> Stated task
Tell how many lines carry the word "this"; the reply is the number and nothing else.
:: Information shown
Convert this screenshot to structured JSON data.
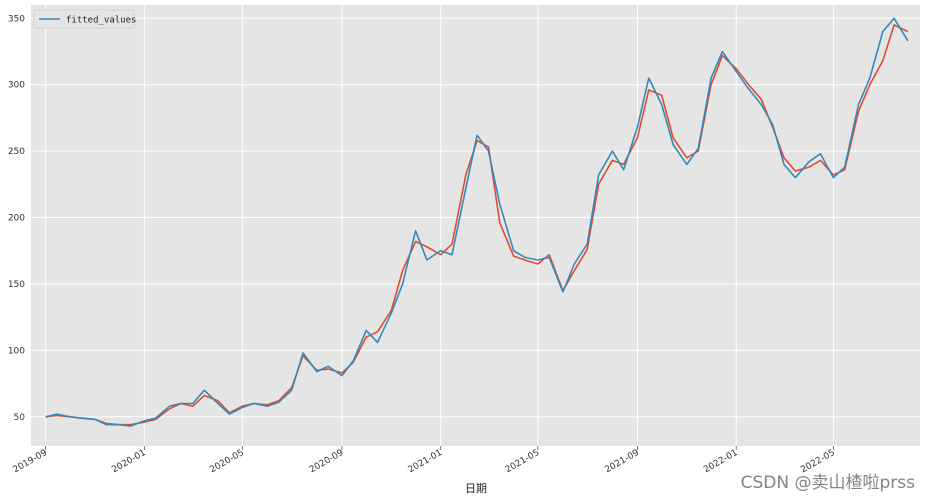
{
  "chart_data": {
    "type": "line",
    "title": "",
    "xlabel": "日期",
    "ylabel": "",
    "ylim": [
      28,
      360
    ],
    "xlim": [
      "2019-08-14",
      "2022-08-16"
    ],
    "grid": true,
    "legend_position": "top-left",
    "x_tick_labels": [
      "2019-09",
      "2020-01",
      "2020-05",
      "2020-09",
      "2021-01",
      "2021-05",
      "2021-09",
      "2022-01",
      "2022-05"
    ],
    "x_tick_dates": [
      "2019-09-01",
      "2020-01-01",
      "2020-05-01",
      "2020-09-01",
      "2021-01-01",
      "2021-05-01",
      "2021-09-01",
      "2022-01-01",
      "2022-05-01"
    ],
    "y_ticks": [
      50,
      100,
      150,
      200,
      250,
      300,
      350
    ],
    "legend": [
      "fitted_values"
    ],
    "series": [
      {
        "name": "",
        "color": "#e24a33",
        "x": [
          "2019-09-01",
          "2019-09-15",
          "2019-10-01",
          "2019-10-15",
          "2019-11-01",
          "2019-11-15",
          "2019-12-01",
          "2019-12-15",
          "2020-01-01",
          "2020-01-15",
          "2020-02-01",
          "2020-02-15",
          "2020-03-01",
          "2020-03-15",
          "2020-04-01",
          "2020-04-15",
          "2020-05-01",
          "2020-05-15",
          "2020-06-01",
          "2020-06-15",
          "2020-07-01",
          "2020-07-15",
          "2020-08-01",
          "2020-08-15",
          "2020-09-01",
          "2020-09-15",
          "2020-10-01",
          "2020-10-15",
          "2020-11-01",
          "2020-11-15",
          "2020-12-01",
          "2020-12-15",
          "2021-01-01",
          "2021-01-15",
          "2021-02-01",
          "2021-02-15",
          "2021-03-01",
          "2021-03-15",
          "2021-04-01",
          "2021-04-15",
          "2021-05-01",
          "2021-05-15",
          "2021-06-01",
          "2021-06-15",
          "2021-07-01",
          "2021-07-15",
          "2021-08-01",
          "2021-08-15",
          "2021-09-01",
          "2021-09-15",
          "2021-10-01",
          "2021-10-15",
          "2021-11-01",
          "2021-11-15",
          "2021-12-01",
          "2021-12-15",
          "2022-01-01",
          "2022-01-15",
          "2022-02-01",
          "2022-02-15",
          "2022-03-01",
          "2022-03-15",
          "2022-04-01",
          "2022-04-15",
          "2022-05-01",
          "2022-05-15",
          "2022-06-01",
          "2022-06-15",
          "2022-07-01",
          "2022-07-15",
          "2022-08-01"
        ],
        "values": [
          50,
          51,
          50,
          49,
          48,
          45,
          44,
          44,
          46,
          48,
          56,
          60,
          58,
          66,
          62,
          53,
          58,
          60,
          59,
          62,
          72,
          96,
          85,
          86,
          83,
          91,
          110,
          114,
          130,
          160,
          182,
          178,
          172,
          180,
          232,
          258,
          253,
          196,
          171,
          168,
          165,
          172,
          145,
          160,
          176,
          225,
          243,
          240,
          260,
          296,
          292,
          260,
          245,
          250,
          300,
          322,
          312,
          301,
          289,
          268,
          245,
          235,
          238,
          243,
          232,
          236,
          280,
          300,
          318,
          345,
          340
        ]
      },
      {
        "name": "fitted_values",
        "color": "#348abd",
        "x": [
          "2019-09-01",
          "2019-09-15",
          "2019-10-01",
          "2019-10-15",
          "2019-11-01",
          "2019-11-15",
          "2019-12-01",
          "2019-12-15",
          "2020-01-01",
          "2020-01-15",
          "2020-02-01",
          "2020-02-15",
          "2020-03-01",
          "2020-03-15",
          "2020-04-01",
          "2020-04-15",
          "2020-05-01",
          "2020-05-15",
          "2020-06-01",
          "2020-06-15",
          "2020-07-01",
          "2020-07-15",
          "2020-08-01",
          "2020-08-15",
          "2020-09-01",
          "2020-09-15",
          "2020-10-01",
          "2020-10-15",
          "2020-11-01",
          "2020-11-15",
          "2020-12-01",
          "2020-12-15",
          "2021-01-01",
          "2021-01-15",
          "2021-02-01",
          "2021-02-15",
          "2021-03-01",
          "2021-03-15",
          "2021-04-01",
          "2021-04-15",
          "2021-05-01",
          "2021-05-15",
          "2021-06-01",
          "2021-06-15",
          "2021-07-01",
          "2021-07-15",
          "2021-08-01",
          "2021-08-15",
          "2021-09-01",
          "2021-09-15",
          "2021-10-01",
          "2021-10-15",
          "2021-11-01",
          "2021-11-15",
          "2021-12-01",
          "2021-12-15",
          "2022-01-01",
          "2022-01-15",
          "2022-02-01",
          "2022-02-15",
          "2022-03-01",
          "2022-03-15",
          "2022-04-01",
          "2022-04-15",
          "2022-05-01",
          "2022-05-15",
          "2022-06-01",
          "2022-06-15",
          "2022-07-01",
          "2022-07-15",
          "2022-08-01"
        ],
        "values": [
          50,
          52,
          50,
          49,
          48,
          44,
          44,
          43,
          47,
          49,
          58,
          60,
          60,
          70,
          60,
          52,
          57,
          60,
          58,
          61,
          70,
          98,
          84,
          88,
          81,
          92,
          115,
          106,
          128,
          150,
          190,
          168,
          175,
          172,
          222,
          262,
          250,
          210,
          175,
          170,
          168,
          170,
          144,
          165,
          180,
          232,
          250,
          236,
          268,
          305,
          285,
          255,
          240,
          252,
          305,
          325,
          310,
          298,
          285,
          270,
          240,
          230,
          242,
          248,
          230,
          238,
          285,
          305,
          340,
          350,
          333
        ]
      }
    ]
  },
  "watermark": "CSDN @卖山楂啦prss"
}
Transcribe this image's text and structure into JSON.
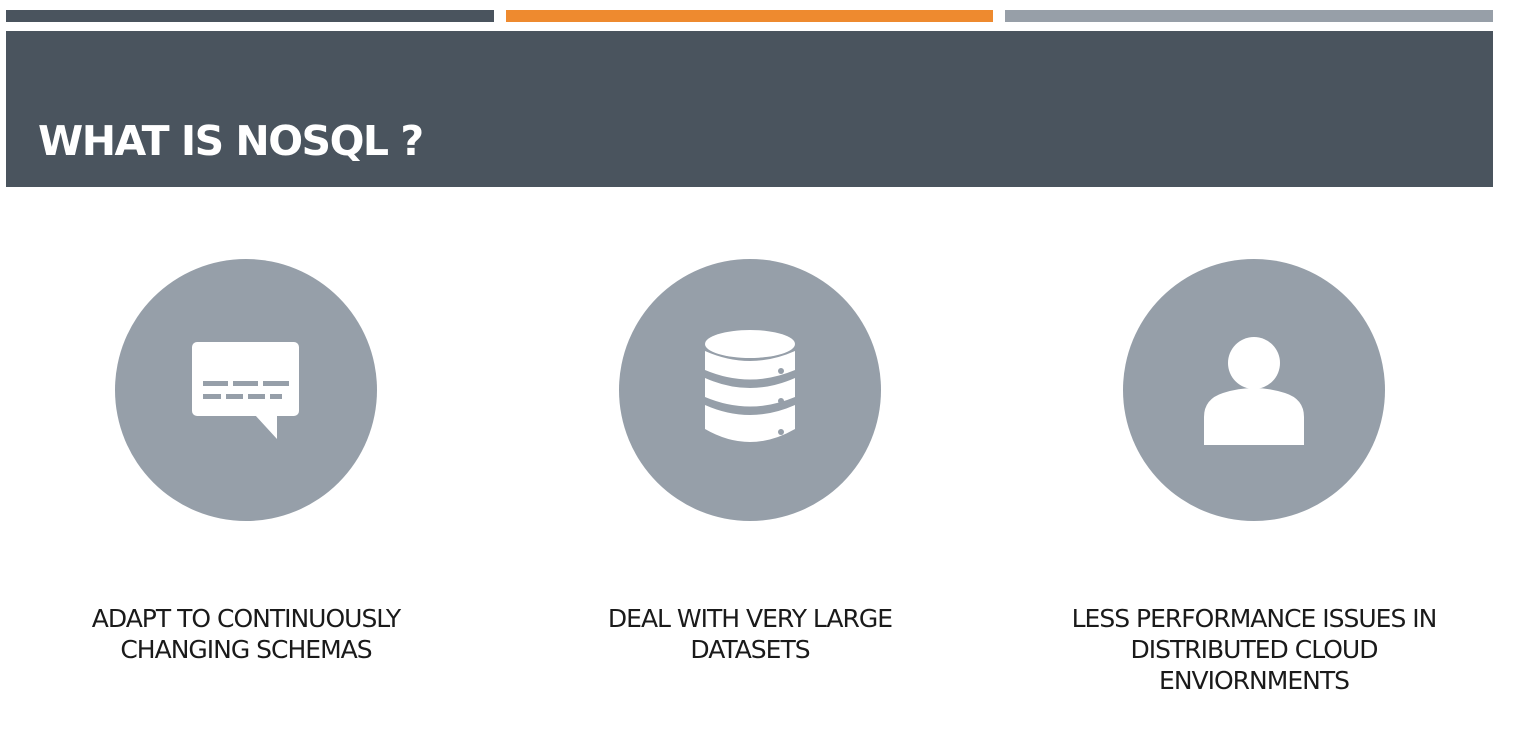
{
  "slide": {
    "title": "WHAT IS NOSQL ?",
    "accent_colors": {
      "dark": "#4a545e",
      "orange": "#ee8a2f",
      "gray": "#979fa8",
      "circle": "#969fa9"
    }
  },
  "features": [
    {
      "icon": "chat-bubble-icon",
      "caption_lines": [
        "ADAPT TO CONTINUOUSLY",
        "CHANGING SCHEMAS"
      ]
    },
    {
      "icon": "database-icon",
      "caption_lines": [
        "DEAL WITH VERY LARGE",
        "DATASETS"
      ]
    },
    {
      "icon": "user-icon",
      "caption_lines": [
        "LESS PERFORMANCE ISSUES IN",
        "DISTRIBUTED CLOUD",
        "ENVIORNMENTS"
      ]
    }
  ]
}
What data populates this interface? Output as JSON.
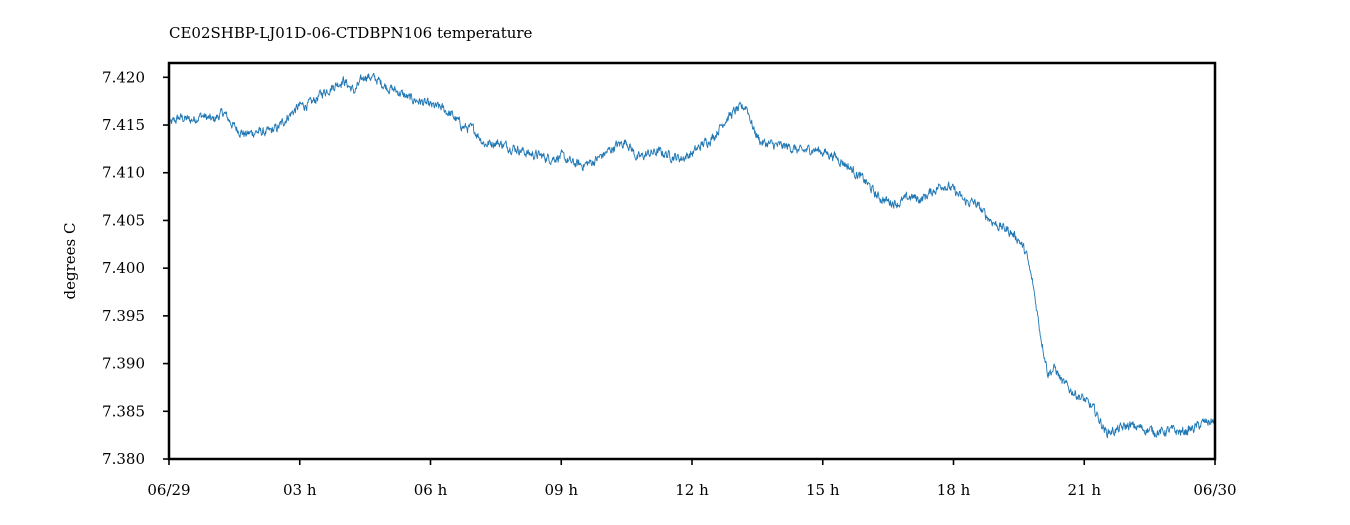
{
  "chart_data": {
    "type": "line",
    "title": "CE02SHBP-LJ01D-06-CTDBPN106 temperature",
    "xlabel": "",
    "ylabel": "degrees C",
    "xlim": [
      "06/29 00:00",
      "06/30 00:00"
    ],
    "ylim": [
      7.38,
      7.4215
    ],
    "grid": false,
    "x_ticks": [
      "06/29",
      "03 h",
      "06 h",
      "09 h",
      "12 h",
      "15 h",
      "18 h",
      "21 h",
      "06/30"
    ],
    "y_ticks": [
      "7.380",
      "7.385",
      "7.390",
      "7.395",
      "7.400",
      "7.405",
      "7.410",
      "7.415",
      "7.420"
    ],
    "series": [
      {
        "color": "#1f77b4",
        "x": [
          "00:00",
          "00:15",
          "00:30",
          "00:45",
          "01:00",
          "01:15",
          "01:30",
          "01:45",
          "02:00",
          "02:15",
          "02:30",
          "02:45",
          "03:00",
          "03:15",
          "03:30",
          "03:45",
          "04:00",
          "04:15",
          "04:30",
          "04:45",
          "05:00",
          "05:15",
          "05:30",
          "05:45",
          "06:00",
          "06:15",
          "06:30",
          "06:45",
          "07:00",
          "07:15",
          "07:30",
          "07:45",
          "08:00",
          "08:15",
          "08:30",
          "08:45",
          "09:00",
          "09:15",
          "09:30",
          "09:45",
          "10:00",
          "10:15",
          "10:30",
          "10:45",
          "11:00",
          "11:15",
          "11:30",
          "11:45",
          "12:00",
          "12:15",
          "12:30",
          "12:45",
          "13:00",
          "13:15",
          "13:25",
          "13:35",
          "13:45",
          "14:00",
          "14:15",
          "14:30",
          "14:45",
          "15:00",
          "15:15",
          "15:30",
          "15:45",
          "16:00",
          "16:15",
          "16:30",
          "16:45",
          "17:00",
          "17:15",
          "17:30",
          "17:45",
          "18:00",
          "18:15",
          "18:30",
          "18:45",
          "19:00",
          "19:15",
          "19:30",
          "19:40",
          "19:50",
          "20:00",
          "20:10",
          "20:20",
          "20:30",
          "20:45",
          "21:00",
          "21:15",
          "21:30",
          "21:45",
          "22:00",
          "22:15",
          "22:30",
          "22:45",
          "23:00",
          "23:15",
          "23:30",
          "23:45",
          "24:00"
        ],
        "values": [
          7.415,
          7.4158,
          7.4155,
          7.416,
          7.4155,
          7.4163,
          7.4148,
          7.414,
          7.4143,
          7.4142,
          7.4147,
          7.416,
          7.417,
          7.4172,
          7.4183,
          7.419,
          7.4197,
          7.4185,
          7.4202,
          7.4198,
          7.419,
          7.4185,
          7.4178,
          7.4175,
          7.417,
          7.4168,
          7.416,
          7.4148,
          7.4145,
          7.413,
          7.4132,
          7.4128,
          7.4125,
          7.412,
          7.4118,
          7.4115,
          7.4117,
          7.411,
          7.4108,
          7.4112,
          7.412,
          7.4128,
          7.4133,
          7.4115,
          7.412,
          7.4122,
          7.4118,
          7.4115,
          7.412,
          7.413,
          7.4138,
          7.4155,
          7.4165,
          7.417,
          7.4145,
          7.4132,
          7.413,
          7.4128,
          7.4127,
          7.4122,
          7.4125,
          7.4122,
          7.4118,
          7.411,
          7.41,
          7.409,
          7.4075,
          7.407,
          7.4068,
          7.4075,
          7.4072,
          7.408,
          7.4088,
          7.4082,
          7.407,
          7.4068,
          7.4055,
          7.4045,
          7.404,
          7.403,
          7.4015,
          7.398,
          7.393,
          7.389,
          7.3895,
          7.388,
          7.387,
          7.3862,
          7.385,
          7.3828,
          7.383,
          7.3835,
          7.3833,
          7.383,
          7.3828,
          7.383,
          7.3828,
          7.3832,
          7.3838,
          7.384
        ]
      }
    ]
  }
}
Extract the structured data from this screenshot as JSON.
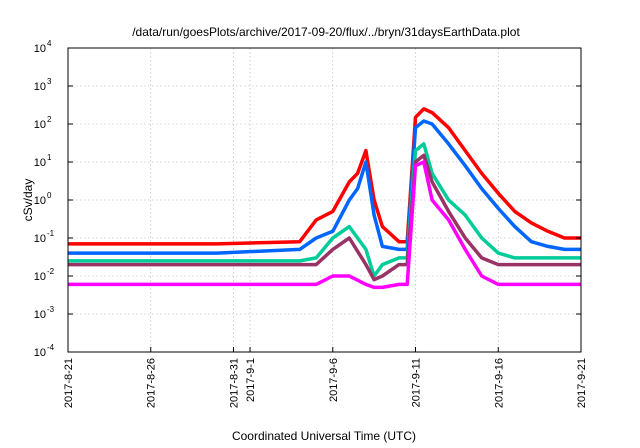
::::
> Solved problem
4